BEGIN PROVIDED DATA

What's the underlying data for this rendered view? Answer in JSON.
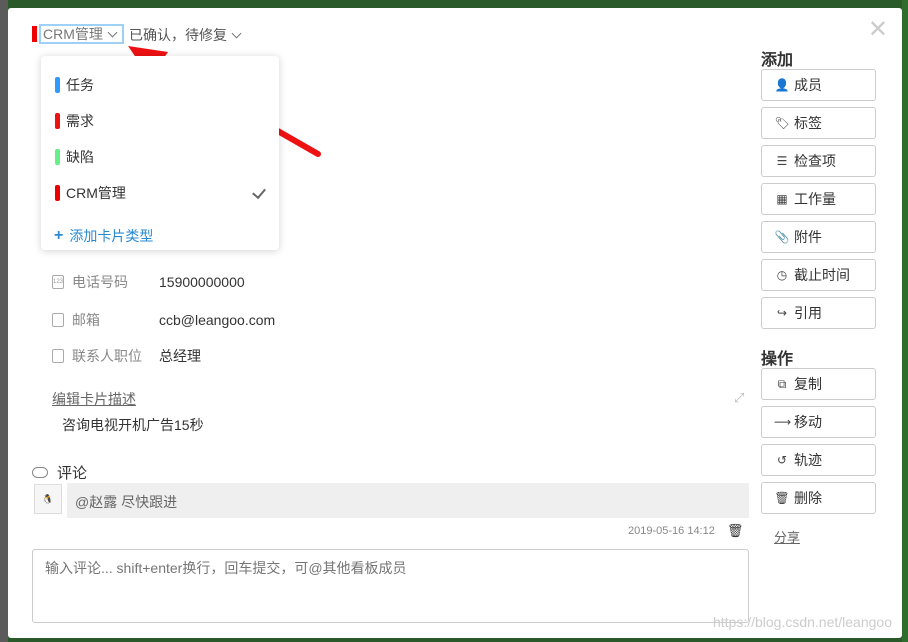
{
  "card": {
    "type_label": "CRM管理",
    "type_color": "#ee0000",
    "status_label": "已确认，待修复"
  },
  "dropdown": {
    "items": [
      {
        "label": "任务",
        "color": "#3399ff",
        "selected": false
      },
      {
        "label": "需求",
        "color": "#ee1111",
        "selected": false
      },
      {
        "label": "缺陷",
        "color": "#66ee88",
        "selected": false
      },
      {
        "label": "CRM管理",
        "color": "#ee0000",
        "selected": true
      }
    ],
    "add_label": "添加卡片类型"
  },
  "fields": [
    {
      "icon": "phone-card-icon",
      "label": "电话号码",
      "value": "15900000000"
    },
    {
      "icon": "document-icon",
      "label": "邮箱",
      "value": "ccb@leangoo.com"
    },
    {
      "icon": "document-icon",
      "label": "联系人职位",
      "value": "总经理"
    }
  ],
  "description": {
    "edit_label": "编辑卡片描述",
    "text": "咨询电视开机广告15秒"
  },
  "comments": {
    "title": "评论",
    "items": [
      {
        "text": "@赵露 尽快跟进",
        "timestamp": "2019-05-16 14:12"
      }
    ],
    "input_placeholder": "输入评论... shift+enter换行，回车提交，可@其他看板成员"
  },
  "sidebar": {
    "add_title": "添加",
    "add_buttons": [
      {
        "icon": "add-user-icon",
        "glyph": "👤",
        "label": "成员"
      },
      {
        "icon": "tag-icon",
        "glyph": "🏷",
        "label": "标签"
      },
      {
        "icon": "list-icon",
        "glyph": "☰",
        "label": "检查项"
      },
      {
        "icon": "grid-icon",
        "glyph": "▦",
        "label": "工作量"
      },
      {
        "icon": "paperclip-icon",
        "glyph": "📎",
        "label": "附件"
      },
      {
        "icon": "clock-icon",
        "glyph": "◷",
        "label": "截止时间"
      },
      {
        "icon": "share-arrow-icon",
        "glyph": "↪",
        "label": "引用"
      }
    ],
    "ops_title": "操作",
    "ops_buttons": [
      {
        "icon": "copy-icon",
        "glyph": "⧉",
        "label": "复制"
      },
      {
        "icon": "move-arrow-icon",
        "glyph": "⟶",
        "label": "移动"
      },
      {
        "icon": "history-icon",
        "glyph": "↺",
        "label": "轨迹"
      },
      {
        "icon": "trash-icon",
        "glyph": "🗑",
        "label": "删除"
      }
    ],
    "share_label": "分享"
  },
  "watermark": "https://blog.csdn.net/leangoo"
}
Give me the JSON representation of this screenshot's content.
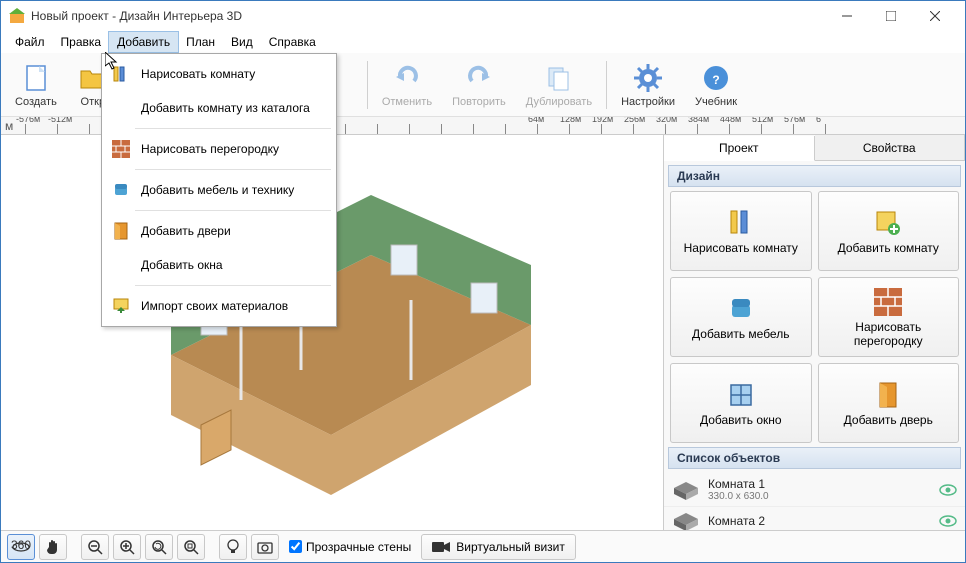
{
  "window": {
    "title": "Новый проект - Дизайн Интерьера 3D"
  },
  "menu": {
    "file": "Файл",
    "edit": "Правка",
    "add": "Добавить",
    "plan": "План",
    "view": "Вид",
    "help": "Справка"
  },
  "dropdown": {
    "draw_room": "Нарисовать комнату",
    "add_room_catalog": "Добавить комнату из каталога",
    "draw_partition": "Нарисовать перегородку",
    "add_furniture": "Добавить мебель и технику",
    "add_doors": "Добавить двери",
    "add_windows": "Добавить окна",
    "import_materials": "Импорт своих материалов"
  },
  "toolbar": {
    "create": "Создать",
    "open": "Откр",
    "undo": "Отменить",
    "redo": "Повторить",
    "duplicate": "Дублировать",
    "settings": "Настройки",
    "tutorial": "Учебник"
  },
  "ruler_start": "м",
  "ruler_ticks": [
    "-576м",
    "-512м",
    "",
    "",
    "",
    "",
    "",
    "",
    "",
    "",
    "",
    "",
    "",
    "",
    "",
    "",
    "64м",
    "128м",
    "192м",
    "256м",
    "320м",
    "384м",
    "448м",
    "512м",
    "576м",
    "6"
  ],
  "right": {
    "tab_project": "Проект",
    "tab_props": "Свойства",
    "section_design": "Дизайн",
    "btn_draw_room": "Нарисовать комнату",
    "btn_add_room": "Добавить комнату",
    "btn_add_furniture": "Добавить мебель",
    "btn_draw_partition": "Нарисовать перегородку",
    "btn_add_window": "Добавить окно",
    "btn_add_door": "Добавить дверь",
    "section_objects": "Список объектов",
    "obj1_name": "Комната 1",
    "obj1_dims": "330.0 x 630.0",
    "obj2_name": "Комната 2"
  },
  "bottom": {
    "transparent_walls": "Прозрачные стены",
    "virtual_visit": "Виртуальный визит"
  }
}
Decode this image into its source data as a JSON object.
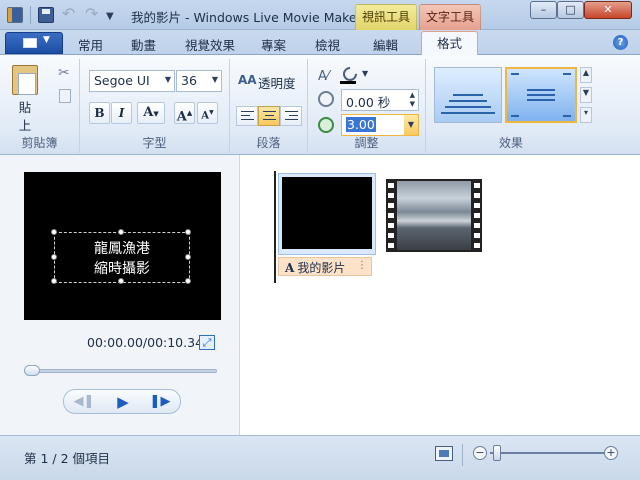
{
  "window": {
    "title": "我的影片 - Windows Live Movie Maker",
    "context_tabs": {
      "video_tools": "視訊工具",
      "text_tools": "文字工具"
    },
    "buttons": {
      "minimize": "–",
      "maximize": "□",
      "close": "✕"
    }
  },
  "ribbon_tabs": {
    "home": "常用",
    "animations": "動畫",
    "visual_effects": "視覺效果",
    "project": "專案",
    "view": "檢視",
    "edit": "編輯",
    "format": "格式"
  },
  "clipboard": {
    "paste_label": "貼\n上",
    "group_label": "剪貼簿"
  },
  "font": {
    "name": "Segoe UI",
    "size": "36",
    "bold": "B",
    "italic": "I",
    "font_color": "A",
    "grow": "A",
    "shrink": "A",
    "group_label": "字型"
  },
  "paragraph": {
    "transparency_icon": "AA",
    "transparency_label": "透明度",
    "group_label": "段落"
  },
  "adjust": {
    "start_time": "0.00 秒",
    "duration": "3.00",
    "group_label": "調整"
  },
  "effects": {
    "group_label": "效果"
  },
  "preview": {
    "caption": "龍鳳漁港\n縮時攝影",
    "time": "00:00.00/00:10.34",
    "seek_fraction": 0
  },
  "storyboard": {
    "caption_bar_text": "我的影片",
    "caption_icon": "A"
  },
  "status": {
    "item_count": "第 1 / 2 個項目",
    "zoom_fraction": 0.03
  },
  "icons": {
    "app": "movie-maker-icon",
    "save": "save-icon",
    "undo": "undo-icon",
    "redo": "redo-icon",
    "help": "help-icon",
    "paste": "paste-icon",
    "cut": "scissors-icon",
    "copy": "copy-icon",
    "fullscreen": "fullscreen-icon"
  },
  "colors": {
    "accent": "#1c5bbf",
    "text_tools_tab": "#e5a190",
    "video_tools_tab": "#e2d56b",
    "selected_highlight": "#f0b640"
  }
}
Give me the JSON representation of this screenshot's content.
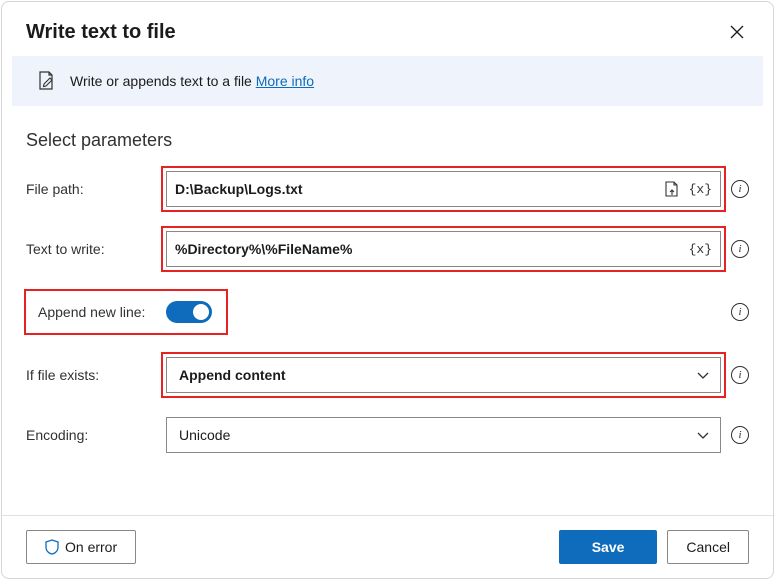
{
  "dialog": {
    "title": "Write text to file",
    "info_text": "Write or appends text to a file",
    "info_link": "More info",
    "section_title": "Select parameters"
  },
  "fields": {
    "file_path": {
      "label": "File path:",
      "value": "D:\\Backup\\Logs.txt"
    },
    "text_to_write": {
      "label": "Text to write:",
      "value": "%Directory%\\%FileName%"
    },
    "append_new_line": {
      "label": "Append new line:",
      "value": true
    },
    "if_file_exists": {
      "label": "If file exists:",
      "value": "Append content"
    },
    "encoding": {
      "label": "Encoding:",
      "value": "Unicode"
    }
  },
  "footer": {
    "on_error": "On error",
    "save": "Save",
    "cancel": "Cancel"
  }
}
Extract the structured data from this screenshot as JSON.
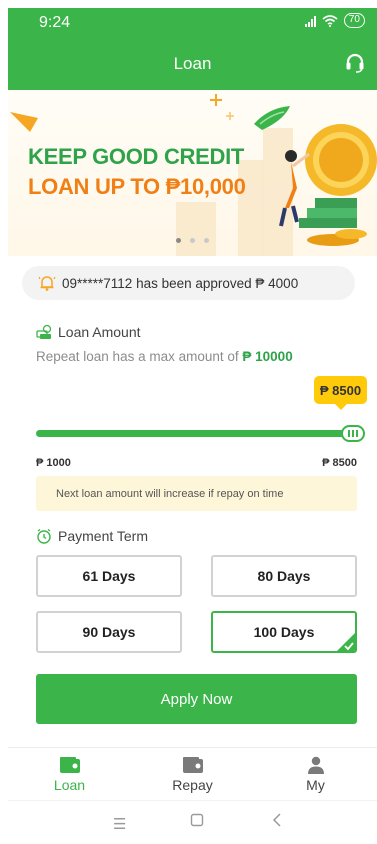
{
  "status": {
    "time": "9:24",
    "battery": "70"
  },
  "header": {
    "title": "Loan"
  },
  "banner": {
    "line1": "KEEP GOOD CREDIT",
    "line2": "LOAN UP TO ₱10,000",
    "coin_symbol": "$"
  },
  "notice": {
    "text": "09*****7112 has been approved ₱ 4000"
  },
  "loan_amount": {
    "title": "Loan Amount",
    "subtitle_prefix": "Repeat loan has a max amount of",
    "subtitle_value": "₱ 10000",
    "selected_label": "₱ 8500",
    "min_label": "₱ 1000",
    "max_label": "₱ 8500",
    "tip": "Next loan amount will increase if repay on time",
    "slider_fraction": 1.0
  },
  "payment_term": {
    "title": "Payment Term",
    "options": [
      {
        "label": "61 Days",
        "selected": false
      },
      {
        "label": "80 Days",
        "selected": false
      },
      {
        "label": "90 Days",
        "selected": false
      },
      {
        "label": "100 Days",
        "selected": true
      }
    ]
  },
  "apply_button": "Apply Now",
  "tabs": [
    {
      "label": "Loan",
      "icon": "wallet-icon",
      "active": true
    },
    {
      "label": "Repay",
      "icon": "wallet-icon",
      "active": false
    },
    {
      "label": "My",
      "icon": "person-icon",
      "active": false
    }
  ],
  "colors": {
    "primary": "#3bb54a",
    "accent_yellow": "#ffca0a",
    "banner_orange": "#f07f16"
  }
}
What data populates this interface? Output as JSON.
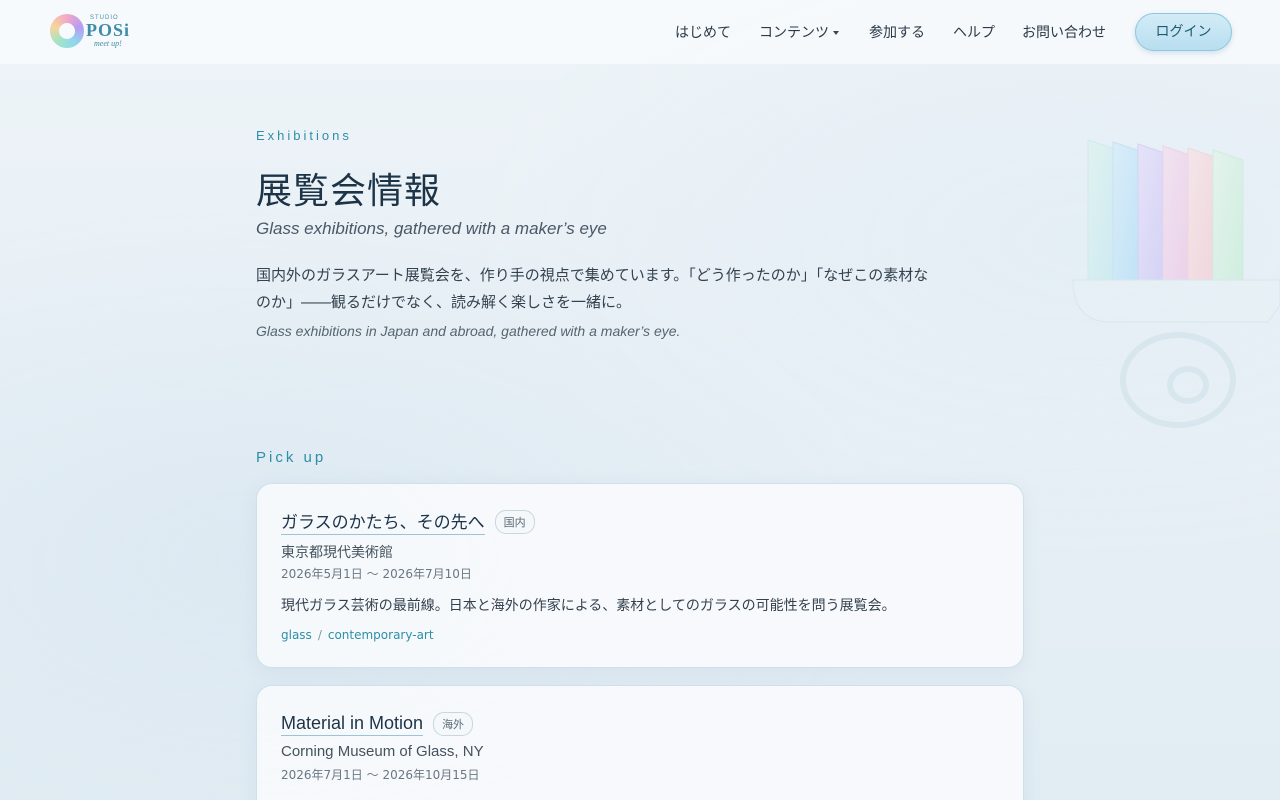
{
  "header": {
    "logo": {
      "studio": "STUDIO",
      "name": "POSi",
      "tagline": "meet up!"
    },
    "nav": [
      {
        "label": "はじめて"
      },
      {
        "label": "コンテンツ",
        "has_dropdown": true
      },
      {
        "label": "参加する"
      },
      {
        "label": "ヘルプ"
      },
      {
        "label": "お問い合わせ"
      }
    ],
    "login_label": "ログイン"
  },
  "hero": {
    "eyebrow": "Exhibitions",
    "title": "展覧会情報",
    "subtitle": "Glass exhibitions, gathered with a maker’s eye",
    "description": "国内外のガラスアート展覧会を、作り手の視点で集めています。「どう作ったのか」「なぜこの素材なのか」――観るだけでなく、読み解く楽しさを一緒に。",
    "description_en": "Glass exhibitions in Japan and abroad, gathered with a maker’s eye."
  },
  "pickup": {
    "heading": "Pick up",
    "cards": [
      {
        "title": "ガラスのかたち、その先へ",
        "badge": "国内",
        "venue": "東京都現代美術館",
        "date": "2026年5月1日 〜 2026年7月10日",
        "description": "現代ガラス芸術の最前線。日本と海外の作家による、素材としてのガラスの可能性を問う展覧会。",
        "tags": [
          "glass",
          "contemporary-art"
        ]
      },
      {
        "title": "Material in Motion",
        "badge": "海外",
        "venue": "Corning Museum of Glass, NY",
        "date": "2026年7月1日 〜 2026年10月15日"
      }
    ]
  },
  "colors": {
    "accent": "#2e8fa6",
    "title": "#1d3448",
    "login_bg": "#c5e5f3"
  }
}
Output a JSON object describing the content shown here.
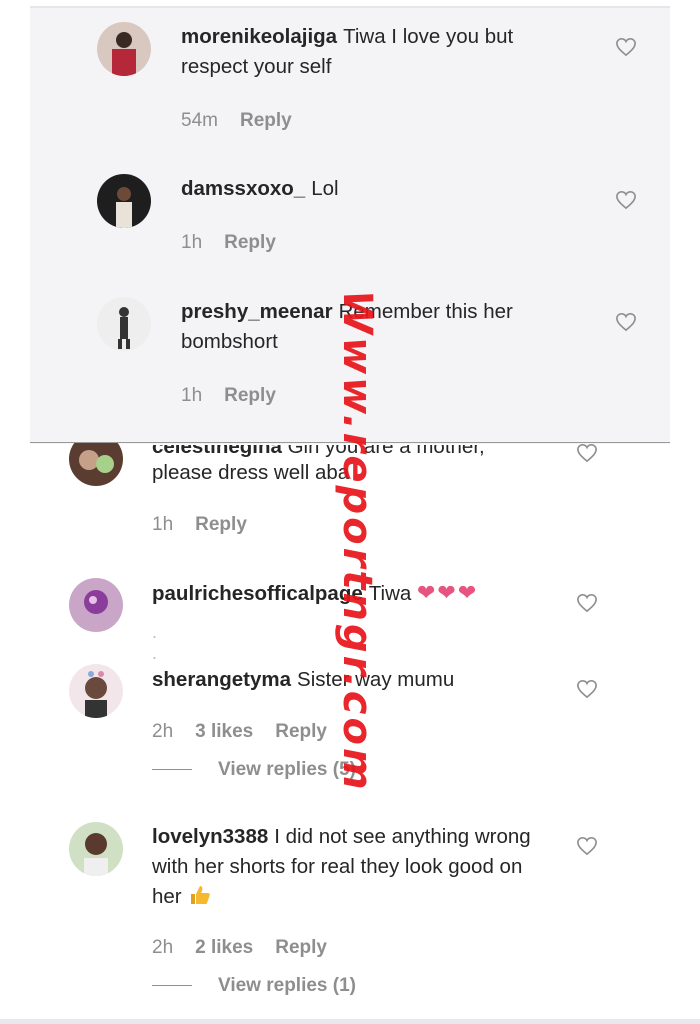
{
  "comments": [
    {
      "username": "morenikeolajiga",
      "text": "Tiwa I love you but respect your self",
      "time": "54m",
      "reply_label": "Reply"
    },
    {
      "username": "damssxoxo_",
      "text": "Lol",
      "time": "1h",
      "reply_label": "Reply"
    },
    {
      "username": "preshy_meenar",
      "text": "Remember this her bombshort",
      "time": "1h",
      "reply_label": "Reply"
    },
    {
      "username": "celestinegina",
      "text_cut": "Girl you are a mother,",
      "text": "please dress well aba",
      "time": "1h",
      "reply_label": "Reply"
    },
    {
      "username": "paulrichesofficalpage",
      "text": "Tiwa",
      "emoji": "❤❤❤"
    },
    {
      "username": "sherangetyma",
      "text": "Sister way mumu",
      "time": "2h",
      "likes": "3 likes",
      "reply_label": "Reply",
      "view_replies": "View replies (5)"
    },
    {
      "username": "lovelyn3388",
      "text": "I did not see anything wrong with her shorts for real they look good on her",
      "time": "2h",
      "likes": "2 likes",
      "reply_label": "Reply",
      "view_replies": "View replies (1)"
    }
  ],
  "watermark": "Www.reportngr.com",
  "icons": {
    "like": "heart-outline-icon",
    "emoji_thumb": "thumbs-up-emoji"
  },
  "colors": {
    "watermark": "#e8141a",
    "secondary_text": "#8e8e8e",
    "emoji_heart": "#e75480"
  }
}
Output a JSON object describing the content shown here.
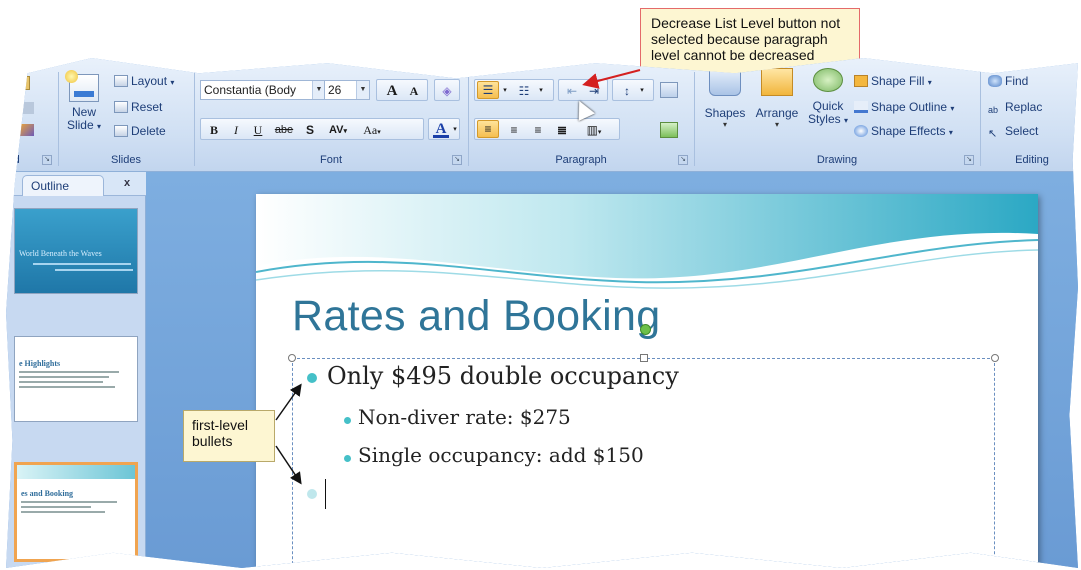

END PROVIDED DATA

→ WHAT THE TASK ASKS:
Read through the data and copy every line where "glyph" shows up.

→ RESPONSE TO THE TASK:
        "glyph": "👤",
        "glyph": "🏷",
        "glyph": "☰",
        "glyph": "▦",
        "glyph": "📎",
        "glyph": "◷",
        "glyph": "↪",
        "glyph": "⧉",
        "glyph": "⟶",
        "glyph": "↺",
        "glyph": "🗑",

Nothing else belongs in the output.